◆ Problem statement ◆
Copy every line in the records below that contains the word "this".

◆ Records supplied ◆
+++

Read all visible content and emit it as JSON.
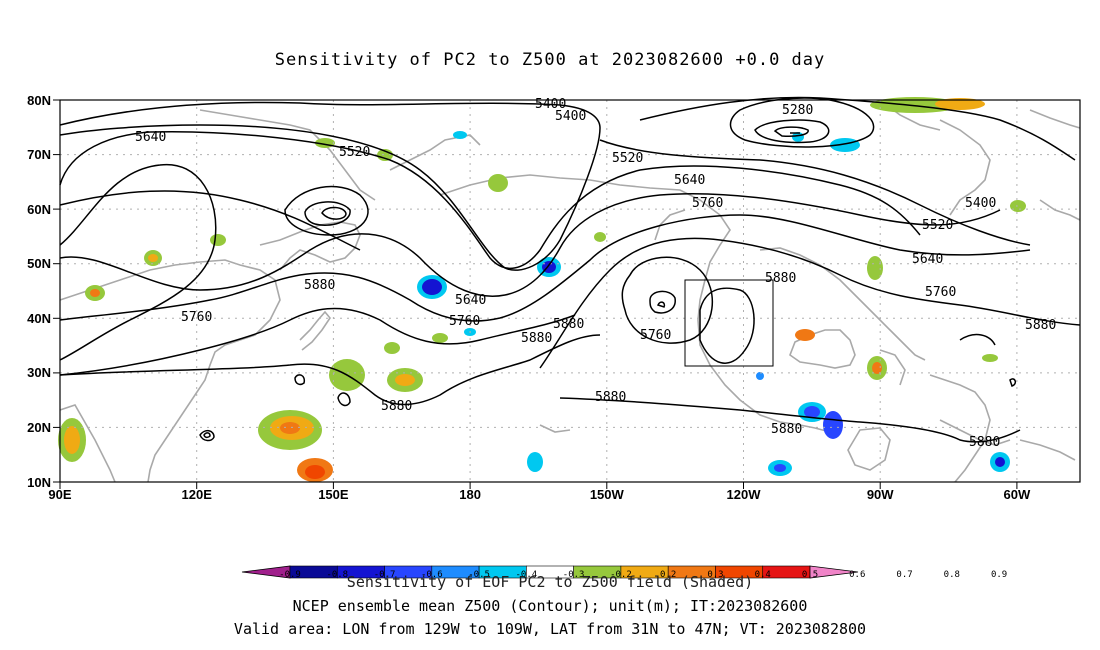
{
  "title": "Sensitivity of PC2 to Z500 at 2023082600 +0.0 day",
  "lon_ticks": [
    "90E",
    "120E",
    "150E",
    "180",
    "150W",
    "120W",
    "90W",
    "60W"
  ],
  "lat_ticks": [
    "80N",
    "70N",
    "60N",
    "50N",
    "40N",
    "30N",
    "20N",
    "10N"
  ],
  "contour_labels": [
    "5400",
    "5400",
    "5280",
    "5640",
    "5520",
    "5520",
    "5640",
    "5760",
    "5400",
    "5520",
    "5640",
    "5760",
    "5880",
    "5880",
    "5640",
    "5760",
    "5880",
    "5880",
    "5760",
    "5760",
    "5880",
    "5880",
    "5880",
    "5880",
    "5880",
    "5880"
  ],
  "colorbar": {
    "title": "Sensitivity of EOF PC2 to Z500 field (Shaded)",
    "tick_labels": [
      "-0.9",
      "-0.8",
      "-0.7",
      "-0.6",
      "-0.5",
      "-0.4",
      "-0.3",
      "-0.2",
      "0.2",
      "0.3",
      "0.4",
      "0.5",
      "0.6",
      "0.7",
      "0.8",
      "0.9"
    ],
    "colors": [
      "#a0208c",
      "#0a0a96",
      "#1414d2",
      "#2846ff",
      "#1e8cff",
      "#00c8f0",
      "#ffffff",
      "#96c83c",
      "#f0aa14",
      "#f07814",
      "#f04600",
      "#e61414",
      "#f084c8"
    ]
  },
  "footer": {
    "line1": "NCEP ensemble mean Z500 (Contour); unit(m); IT:2023082600",
    "line2": "Valid area: LON from 129W to 109W, LAT from 31N to 47N; VT: 2023082800"
  }
}
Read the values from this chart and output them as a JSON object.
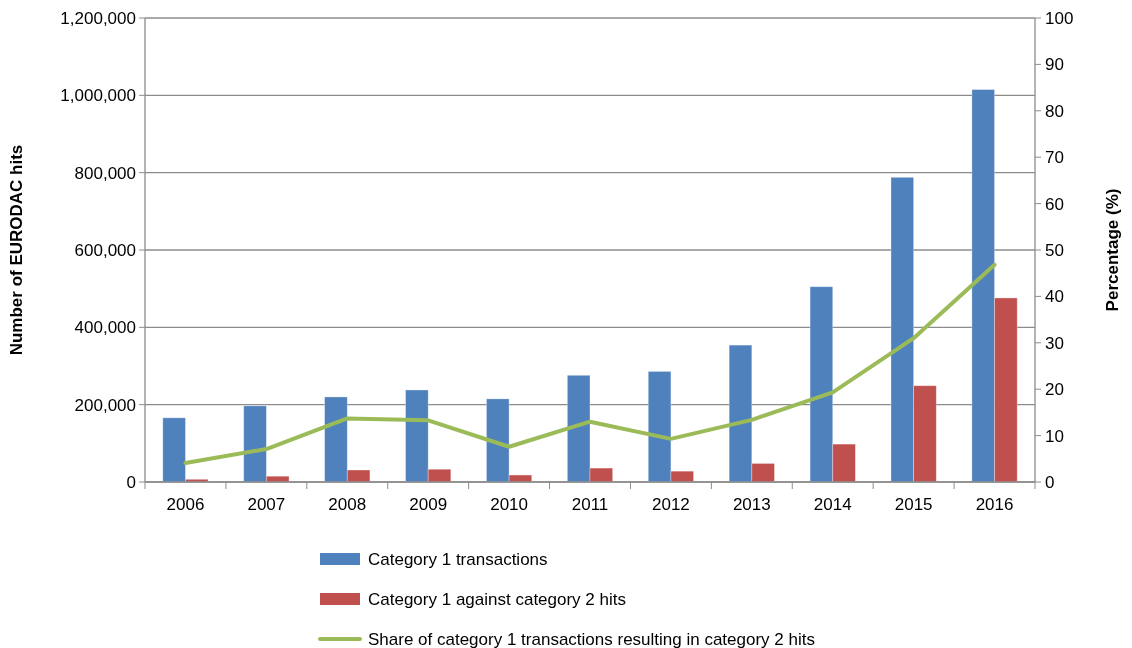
{
  "chart_data": {
    "type": "bar",
    "ylabel": "Number of EURODAC hits",
    "y2label": "Percentage (%)",
    "categories": [
      "2006",
      "2007",
      "2008",
      "2009",
      "2010",
      "2011",
      "2012",
      "2013",
      "2014",
      "2015",
      "2016"
    ],
    "series": [
      {
        "name": "Category 1 transactions",
        "color": "#4f81bd",
        "values": [
          166000,
          197000,
          220000,
          238000,
          215000,
          276000,
          286000,
          354000,
          505000,
          788000,
          1015000
        ]
      },
      {
        "name": "Category 1 against category 2 hits",
        "color": "#c0504d",
        "values": [
          7000,
          15000,
          31000,
          33000,
          18000,
          36000,
          28000,
          48000,
          98000,
          249000,
          476000
        ]
      },
      {
        "name": "Share of category 1 transactions resulting in category 2 hits",
        "type": "line",
        "axis": "y2",
        "color": "#9bbb59",
        "values": [
          4.1,
          7.1,
          13.7,
          13.3,
          7.6,
          13.0,
          9.3,
          13.4,
          19.3,
          31.0,
          46.8
        ]
      }
    ],
    "ylim": [
      0,
      1200000
    ],
    "yticks": [
      {
        "value": 0,
        "label": "0"
      },
      {
        "value": 200000,
        "label": "200,000"
      },
      {
        "value": 400000,
        "label": "400,000"
      },
      {
        "value": 600000,
        "label": "600,000"
      },
      {
        "value": 800000,
        "label": "800,000"
      },
      {
        "value": 1000000,
        "label": "1,000,000"
      },
      {
        "value": 1200000,
        "label": "1,200,000"
      }
    ],
    "y2lim": [
      0,
      100
    ],
    "y2ticks": [
      0,
      10,
      20,
      30,
      40,
      50,
      60,
      70,
      80,
      90,
      100
    ],
    "grid": "y",
    "legend": "bottom",
    "marker": "none"
  }
}
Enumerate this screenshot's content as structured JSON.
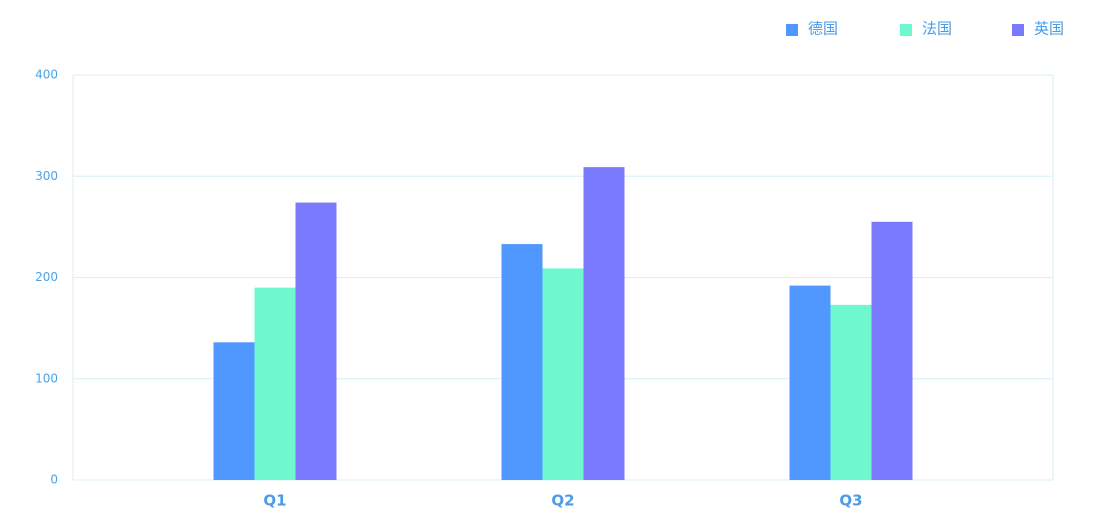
{
  "chart_data": {
    "type": "bar",
    "categories": [
      "Q1",
      "Q2",
      "Q3"
    ],
    "series": [
      {
        "name": "德国",
        "color": "#5097ff",
        "values": [
          136,
          233,
          192
        ]
      },
      {
        "name": "法国",
        "color": "#6ff8d0",
        "values": [
          190,
          209,
          173
        ]
      },
      {
        "name": "英国",
        "color": "#7a7aff",
        "values": [
          274,
          309,
          255
        ]
      }
    ],
    "ylim": [
      0,
      400
    ],
    "yticks": [
      0,
      100,
      200,
      300,
      400
    ],
    "grid": true,
    "legend": "top-right"
  }
}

+++

◆ Solution to the exercise ◆
Read the values from this chart and output them as a JSON object.
Enumerate this screenshot's content as structured JSON.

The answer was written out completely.